Dataset items:
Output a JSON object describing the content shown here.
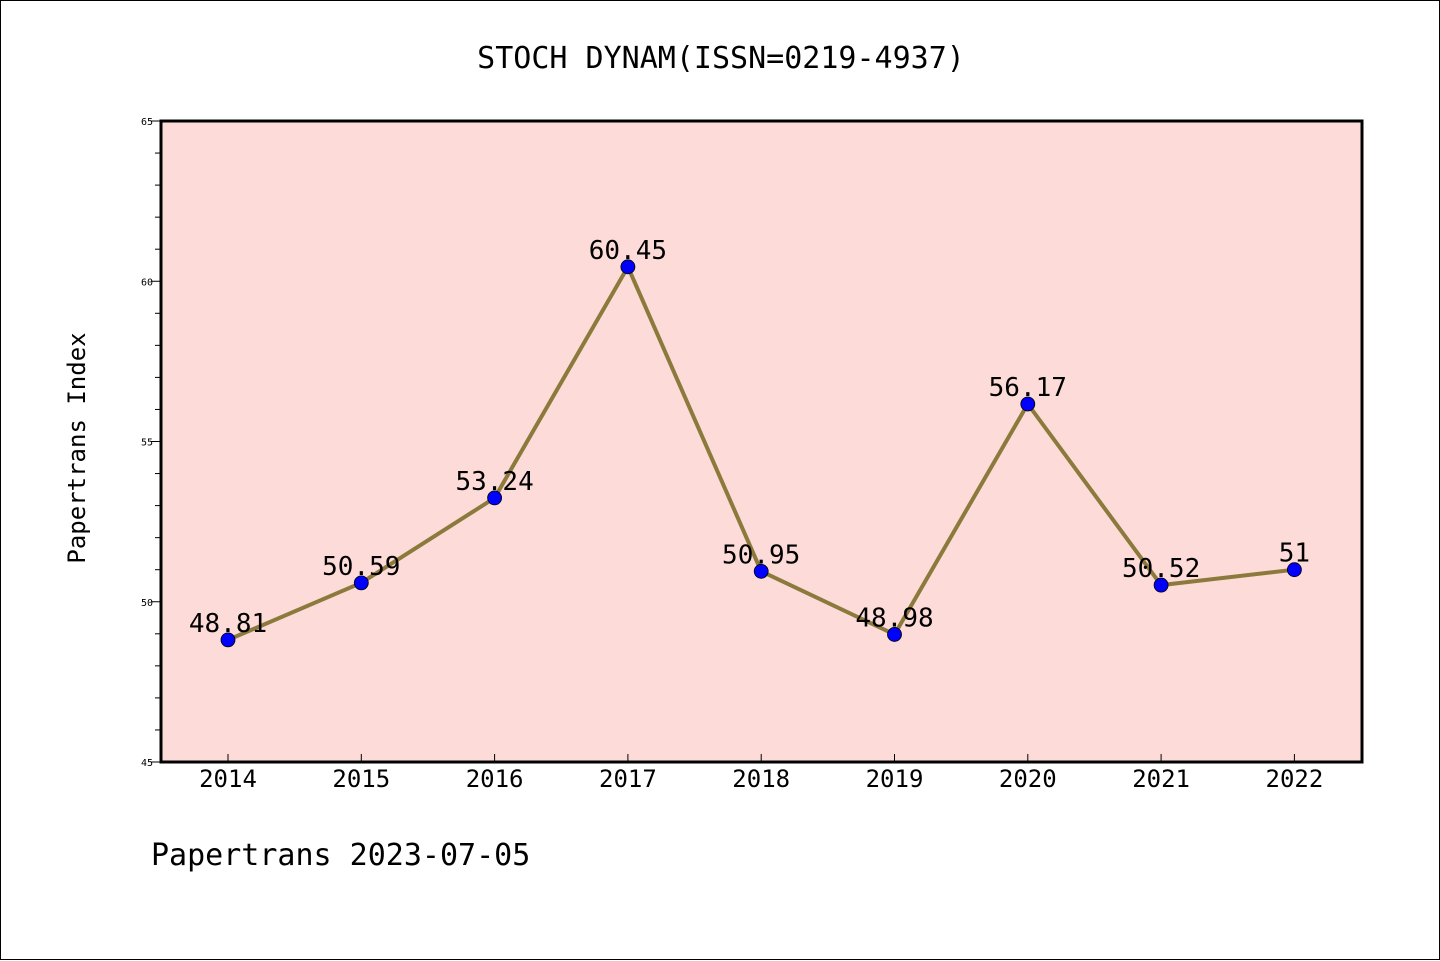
{
  "chart_data": {
    "type": "line",
    "title": "STOCH DYNAM(ISSN=0219-4937)",
    "xlabel": "",
    "ylabel": "Papertrans Index",
    "categories": [
      "2014",
      "2015",
      "2016",
      "2017",
      "2018",
      "2019",
      "2020",
      "2021",
      "2022"
    ],
    "series": [
      {
        "values": [
          48.81,
          50.59,
          53.24,
          60.45,
          50.95,
          48.98,
          56.17,
          50.52,
          51
        ]
      }
    ],
    "data_labels": [
      "48.81",
      "50.59",
      "53.24",
      "60.45",
      "50.95",
      "48.98",
      "56.17",
      "50.52",
      "51"
    ],
    "ylim": [
      45,
      65
    ],
    "yticks": [
      "45",
      "50",
      "55",
      "60",
      "65"
    ],
    "grid": false,
    "legend": "none",
    "colors": {
      "plot_background": "#fddbd8",
      "line": "#8b7a3c",
      "marker": "#0000ff"
    }
  },
  "footer": {
    "text": "Papertrans 2023-07-05"
  }
}
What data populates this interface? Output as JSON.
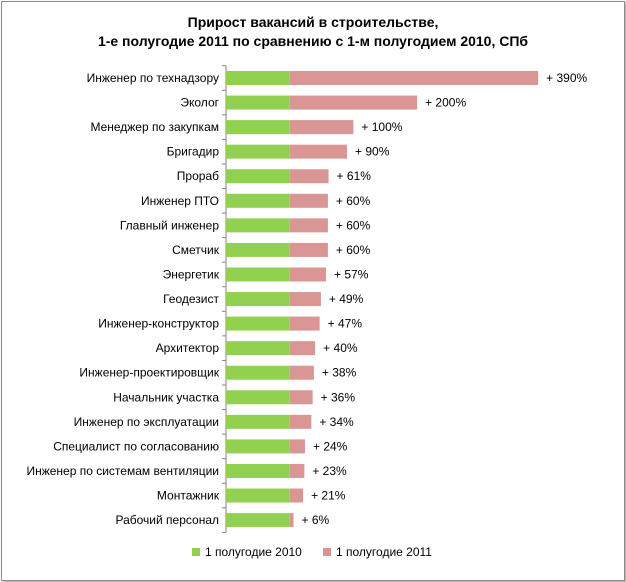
{
  "chart_data": {
    "type": "bar",
    "orientation": "horizontal",
    "stacked": true,
    "title_line1": "Прирост вакансий в строительстве,",
    "title_line2": "1-е полугодие 2011 по сравнению с 1-м полугодием 2010, СПб",
    "categories": [
      "Инженер по технадзору",
      "Эколог",
      "Менеджер по закупкам",
      "Бригадир",
      "Прораб",
      "Инженер ПТО",
      "Главный инженер",
      "Сметчик",
      "Энергетик",
      "Геодезист",
      "Инженер-конструктор",
      "Архитектор",
      "Инженер-проектировщик",
      "Начальник участка",
      "Инженер по эксплуатации",
      "Специалист по согласованию",
      "Инженер по системам вентиляции",
      "Монтажник",
      "Рабочий персонал"
    ],
    "series": [
      {
        "name": "1 полугодие 2010",
        "color": "#92d050",
        "values": [
          100,
          100,
          100,
          100,
          100,
          100,
          100,
          100,
          100,
          100,
          100,
          100,
          100,
          100,
          100,
          100,
          100,
          100,
          100
        ]
      },
      {
        "name": "1 полугодие 2011",
        "color": "#d99694",
        "values": [
          390,
          200,
          100,
          90,
          61,
          60,
          60,
          60,
          57,
          49,
          47,
          40,
          38,
          36,
          34,
          24,
          23,
          21,
          6
        ]
      }
    ],
    "data_labels": [
      "+ 390%",
      "+ 200%",
      "+ 100%",
      "+ 90%",
      "+ 61%",
      "+ 60%",
      "+ 60%",
      "+ 60%",
      "+ 57%",
      "+ 49%",
      "+ 47%",
      "+ 40%",
      "+ 38%",
      "+ 36%",
      "+ 34%",
      "+ 24%",
      "+ 23%",
      "+ 21%",
      "+ 6%"
    ],
    "legend_position": "bottom",
    "grid": false
  }
}
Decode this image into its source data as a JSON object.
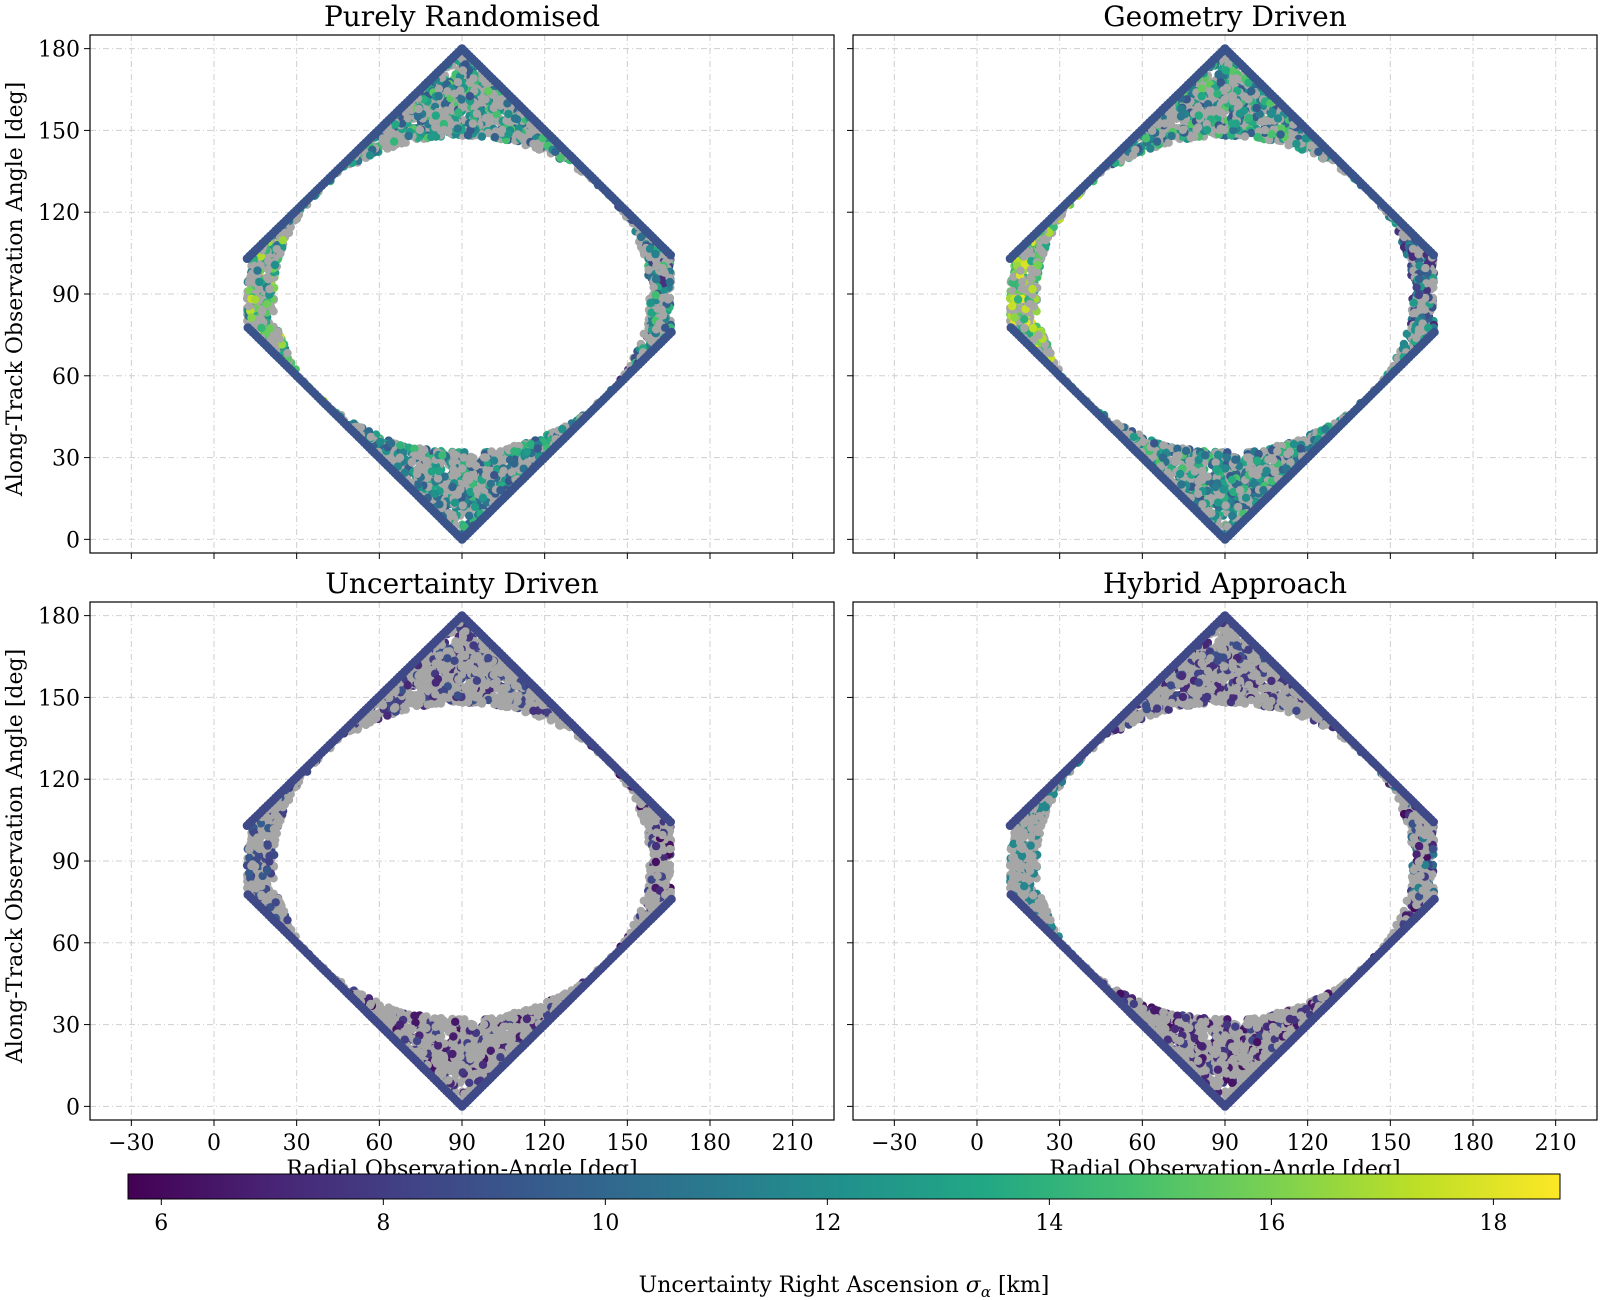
{
  "chart_data": {
    "type": "scatter",
    "layout": "2x2 panels, shared x and y axes, one horizontal colorbar",
    "x_axis": {
      "label": "Radial Observation-Angle [deg]",
      "ticks": [
        -30,
        0,
        30,
        60,
        90,
        120,
        150,
        180,
        210
      ],
      "tick_labels": [
        "−30",
        "0",
        "30",
        "60",
        "90",
        "120",
        "150",
        "180",
        "210"
      ],
      "range": [
        -45,
        225
      ]
    },
    "y_axis": {
      "label": "Along-Track Observation Angle [deg]",
      "ticks": [
        0,
        30,
        60,
        90,
        120,
        150,
        180
      ],
      "tick_labels": [
        "0",
        "30",
        "60",
        "90",
        "120",
        "150",
        "180"
      ],
      "range": [
        -5,
        185
      ]
    },
    "grid": true,
    "colormap": "viridis",
    "unobserved_color": "#a6a6a6",
    "colorbar": {
      "label_prefix": "Uncertainty Right Ascension ",
      "label_symbol": "σ",
      "label_subscript": "α",
      "label_suffix": " [km]",
      "range": [
        5.7,
        18.6
      ],
      "ticks": [
        6,
        8,
        10,
        12,
        14,
        16,
        18
      ],
      "tick_labels": [
        "6",
        "8",
        "10",
        "12",
        "14",
        "16",
        "18"
      ],
      "orientation": "horizontal"
    },
    "envelope": {
      "outer_diamond": [
        [
          12,
          103
        ],
        [
          90,
          180
        ],
        [
          166,
          104
        ],
        [
          166,
          76
        ],
        [
          90,
          0
        ],
        [
          12,
          78
        ]
      ],
      "inner_hole": {
        "center": [
          90,
          90
        ],
        "x_semi_axis": 68,
        "y_semi_axis": 58
      }
    },
    "panels": [
      {
        "title": "Purely Randomised",
        "colored_fraction": 0.5,
        "sigma_by_region": {
          "left": [
            10.5,
            18.0
          ],
          "right": [
            7.0,
            15.0
          ],
          "top": [
            9.0,
            15.5
          ],
          "bottom": [
            9.0,
            14.5
          ],
          "outer_edge": 9.0
        }
      },
      {
        "title": "Geometry Driven",
        "colored_fraction": 0.55,
        "sigma_by_region": {
          "left": [
            13.0,
            18.2
          ],
          "right": [
            7.0,
            13.5
          ],
          "top": [
            9.0,
            15.5
          ],
          "bottom": [
            9.0,
            15.0
          ],
          "outer_edge": 9.0
        }
      },
      {
        "title": "Uncertainty Driven",
        "colored_fraction": 0.25,
        "sigma_by_region": {
          "left": [
            8.0,
            9.5
          ],
          "right": [
            6.0,
            8.5
          ],
          "top": [
            7.0,
            9.0
          ],
          "bottom": [
            6.0,
            8.5
          ],
          "outer_edge": 8.5
        }
      },
      {
        "title": "Hybrid Approach",
        "colored_fraction": 0.3,
        "sigma_by_region": {
          "left": [
            11.0,
            12.0
          ],
          "right": [
            6.0,
            11.5
          ],
          "top": [
            7.0,
            9.0
          ],
          "bottom": [
            6.0,
            8.5
          ],
          "outer_edge": 8.5
        }
      }
    ]
  }
}
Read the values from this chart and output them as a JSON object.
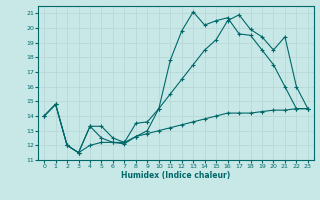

* Directions for this task *
Extract all the data above exactly, excluding every picture.

* Task result *
Output a JSON object describing the content shown here.
{
  "chart_data": {
    "type": "line",
    "title": "STOCH DYNAM(ISSN=0219-4937)",
    "xlabel": "",
    "ylabel": "Papertrans Index",
    "categories": [
      "2014",
      "2015",
      "2016",
      "2017",
      "2018",
      "2019",
      "2020",
      "2021",
      "2022"
    ],
    "series": [
      {
        "values": [
          48.81,
          50.59,
          53.24,
          60.45,
          50.95,
          48.98,
          56.17,
          50.52,
          51
        ]
      }
    ],
    "data_labels": [
      "48.81",
      "50.59",
      "53.24",
      "60.45",
      "50.95",
      "48.98",
      "56.17",
      "50.52",
      "51"
    ],
    "ylim": [
      45,
      65
    ],
    "yticks": [
      "45",
      "50",
      "55",
      "60",
      "65"
    ],
    "grid": false,
    "legend": "none",
    "colors": {
      "plot_background": "#fddbd8",
      "line": "#8b7a3c",
      "marker": "#0000ff"
    }
  },
  "footer": {
    "text": "Papertrans 2023-07-05"
  }
}
What data populates this interface? Output as JSON.
{
  "chart_data": {
    "type": "bar",
    "orientation": "horizontal",
    "stacked": true,
    "title_line1": "Прирост вакансий в строительстве,",
    "title_line2": "1-е полугодие 2011 по сравнению с 1-м полугодием 2010, СПб",
    "categories": [
      "Инженер по технадзору",
      "Эколог",
      "Менеджер по закупкам",
      "Бригадир",
      "Прораб",
      "Инженер ПТО",
      "Главный инженер",
      "Сметчик",
      "Энергетик",
      "Геодезист",
      "Инженер-конструктор",
      "Архитектор",
      "Инженер-проектировщик",
      "Начальник участка",
      "Инженер по эксплуатации",
      "Специалист по согласованию",
      "Инженер по системам вентиляции",
      "Монтажник",
      "Рабочий персонал"
    ],
    "series": [
      {
        "name": "1 полугодие 2010",
        "color": "#92d050",
        "values": [
          100,
          100,
          100,
          100,
          100,
          100,
          100,
          100,
          100,
          100,
          100,
          100,
          100,
          100,
          100,
          100,
          100,
          100,
          100
        ]
      },
      {
        "name": "1 полугодие 2011",
        "color": "#d99694",
        "values": [
          390,
          200,
          100,
          90,
          61,
          60,
          60,
          60,
          57,
          49,
          47,
          40,
          38,
          36,
          34,
          24,
          23,
          21,
          6
        ]
      }
    ],
    "data_labels": [
      "+ 390%",
      "+ 200%",
      "+ 100%",
      "+ 90%",
      "+ 61%",
      "+ 60%",
      "+ 60%",
      "+ 60%",
      "+ 57%",
      "+ 49%",
      "+ 47%",
      "+ 40%",
      "+ 38%",
      "+ 36%",
      "+ 34%",
      "+ 24%",
      "+ 23%",
      "+ 21%",
      "+ 6%"
    ],
    "legend_position": "bottom",
    "grid": false
  }
}
Decode this image into its source data as a JSON object.
{
  "chart_data": {
    "type": "scatter",
    "layout": "2x2 panels, shared x and y axes, one horizontal colorbar",
    "x_axis": {
      "label": "Radial Observation-Angle [deg]",
      "ticks": [
        -30,
        0,
        30,
        60,
        90,
        120,
        150,
        180,
        210
      ],
      "tick_labels": [
        "−30",
        "0",
        "30",
        "60",
        "90",
        "120",
        "150",
        "180",
        "210"
      ],
      "range": [
        -45,
        225
      ]
    },
    "y_axis": {
      "label": "Along-Track Observation Angle [deg]",
      "ticks": [
        0,
        30,
        60,
        90,
        120,
        150,
        180
      ],
      "tick_labels": [
        "0",
        "30",
        "60",
        "90",
        "120",
        "150",
        "180"
      ],
      "range": [
        -5,
        185
      ]
    },
    "grid": true,
    "colormap": "viridis",
    "unobserved_color": "#a6a6a6",
    "colorbar": {
      "label_prefix": "Uncertainty Right Ascension ",
      "label_symbol": "σ",
      "label_subscript": "α",
      "label_suffix": " [km]",
      "range": [
        5.7,
        18.6
      ],
      "ticks": [
        6,
        8,
        10,
        12,
        14,
        16,
        18
      ],
      "tick_labels": [
        "6",
        "8",
        "10",
        "12",
        "14",
        "16",
        "18"
      ],
      "orientation": "horizontal"
    },
    "envelope": {
      "outer_diamond": [
        [
          12,
          103
        ],
        [
          90,
          180
        ],
        [
          166,
          104
        ],
        [
          166,
          76
        ],
        [
          90,
          0
        ],
        [
          12,
          78
        ]
      ],
      "inner_hole": {
        "center": [
          90,
          90
        ],
        "x_semi_axis": 68,
        "y_semi_axis": 58
      }
    },
    "panels": [
      {
        "title": "Purely Randomised",
        "colored_fraction": 0.5,
        "sigma_by_region": {
          "left": [
            10.5,
            18.0
          ],
          "right": [
            7.0,
            15.0
          ],
          "top": [
            9.0,
            15.5
          ],
          "bottom": [
            9.0,
            14.5
          ],
          "outer_edge": 9.0
        }
      },
      {
        "title": "Geometry Driven",
        "colored_fraction": 0.55,
        "sigma_by_region": {
          "left": [
            13.0,
            18.2
          ],
          "right": [
            7.0,
            13.5
          ],
          "top": [
            9.0,
            15.5
          ],
          "bottom": [
            9.0,
            15.0
          ],
          "outer_edge": 9.0
        }
      },
      {
        "title": "Uncertainty Driven",
        "colored_fraction": 0.25,
        "sigma_by_region": {
          "left": [
            8.0,
            9.5
          ],
          "right": [
            6.0,
            8.5
          ],
          "top": [
            7.0,
            9.0
          ],
          "bottom": [
            6.0,
            8.5
          ],
          "outer_edge": 8.5
        }
      },
      {
        "title": "Hybrid Approach",
        "colored_fraction": 0.3,
        "sigma_by_region": {
          "left": [
            11.0,
            12.0
          ],
          "right": [
            6.0,
            11.5
          ],
          "top": [
            7.0,
            9.0
          ],
          "bottom": [
            6.0,
            8.5
          ],
          "outer_edge": 8.5
        }
      }
    ]
  }
}
Read the values from this chart and output them as a JSON object.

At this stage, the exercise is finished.